- **Data records**

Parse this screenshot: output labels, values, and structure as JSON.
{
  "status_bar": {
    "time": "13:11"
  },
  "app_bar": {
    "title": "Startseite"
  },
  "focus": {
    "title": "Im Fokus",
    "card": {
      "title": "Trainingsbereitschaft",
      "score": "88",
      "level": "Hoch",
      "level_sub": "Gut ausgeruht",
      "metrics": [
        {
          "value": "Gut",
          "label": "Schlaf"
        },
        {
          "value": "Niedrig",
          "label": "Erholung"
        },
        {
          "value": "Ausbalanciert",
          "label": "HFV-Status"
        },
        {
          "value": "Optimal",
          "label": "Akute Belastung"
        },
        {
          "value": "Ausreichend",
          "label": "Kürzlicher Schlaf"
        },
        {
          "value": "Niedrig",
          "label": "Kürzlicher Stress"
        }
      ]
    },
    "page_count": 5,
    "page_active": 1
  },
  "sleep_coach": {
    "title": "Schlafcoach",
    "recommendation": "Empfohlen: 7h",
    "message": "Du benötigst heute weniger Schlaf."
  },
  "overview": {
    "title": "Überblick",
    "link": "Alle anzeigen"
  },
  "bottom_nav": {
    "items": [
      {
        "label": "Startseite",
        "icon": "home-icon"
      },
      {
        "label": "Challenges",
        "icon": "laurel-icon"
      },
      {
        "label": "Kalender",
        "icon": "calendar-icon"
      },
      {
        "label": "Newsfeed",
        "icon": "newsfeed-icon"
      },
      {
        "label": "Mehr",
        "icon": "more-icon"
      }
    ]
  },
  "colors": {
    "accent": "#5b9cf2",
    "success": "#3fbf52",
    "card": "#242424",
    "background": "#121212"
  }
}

- **What you will do**
Find all lines where the word "Startseite" appears. Copy them.

- **Answer to the task**
    "title": "Startseite"
        "label": "Startseite",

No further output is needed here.